→ **STATED EXERCISE**: Read the entries below and pull out each line with the string "name".

→ **GIVEN RECORDS**:

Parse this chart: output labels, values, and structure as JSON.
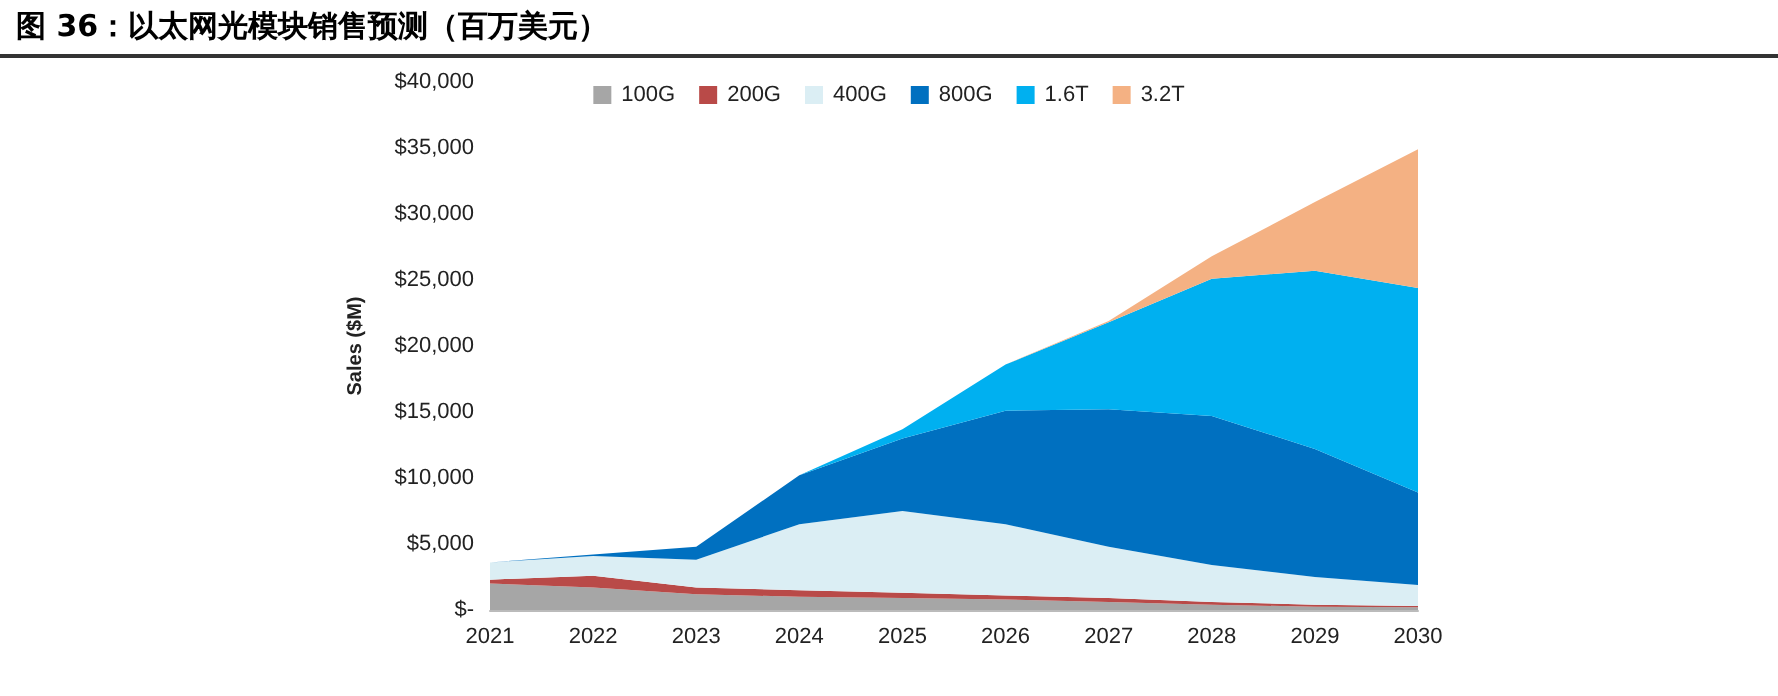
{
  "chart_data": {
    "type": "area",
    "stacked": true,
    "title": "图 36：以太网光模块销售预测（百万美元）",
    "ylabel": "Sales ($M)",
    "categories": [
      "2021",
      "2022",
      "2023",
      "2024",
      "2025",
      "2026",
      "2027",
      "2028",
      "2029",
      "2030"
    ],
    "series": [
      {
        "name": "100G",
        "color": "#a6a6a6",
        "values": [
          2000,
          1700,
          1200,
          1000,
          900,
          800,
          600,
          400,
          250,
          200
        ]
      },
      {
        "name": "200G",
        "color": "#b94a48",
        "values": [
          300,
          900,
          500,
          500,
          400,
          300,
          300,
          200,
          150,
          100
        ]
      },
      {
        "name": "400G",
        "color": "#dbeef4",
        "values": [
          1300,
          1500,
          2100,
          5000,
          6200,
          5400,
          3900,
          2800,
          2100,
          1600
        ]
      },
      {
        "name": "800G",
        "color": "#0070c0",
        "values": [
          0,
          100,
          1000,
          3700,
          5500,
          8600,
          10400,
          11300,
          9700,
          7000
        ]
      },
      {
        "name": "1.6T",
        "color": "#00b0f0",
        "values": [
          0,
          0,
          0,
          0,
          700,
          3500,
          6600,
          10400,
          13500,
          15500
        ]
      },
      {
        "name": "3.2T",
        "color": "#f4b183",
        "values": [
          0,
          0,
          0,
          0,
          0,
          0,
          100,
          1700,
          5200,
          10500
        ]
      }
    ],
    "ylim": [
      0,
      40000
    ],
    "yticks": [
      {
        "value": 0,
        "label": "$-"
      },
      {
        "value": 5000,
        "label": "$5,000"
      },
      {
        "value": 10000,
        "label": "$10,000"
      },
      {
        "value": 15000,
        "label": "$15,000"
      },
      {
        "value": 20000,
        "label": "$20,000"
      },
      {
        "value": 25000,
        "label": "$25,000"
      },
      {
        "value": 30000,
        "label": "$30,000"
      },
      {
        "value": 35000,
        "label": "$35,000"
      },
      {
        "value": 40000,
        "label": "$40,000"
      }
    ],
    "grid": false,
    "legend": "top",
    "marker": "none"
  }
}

→ **TASK RESPONSE**:
        "name": "100G",
        "name": "200G",
        "name": "400G",
        "name": "800G",
        "name": "1.6T",
        "name": "3.2T",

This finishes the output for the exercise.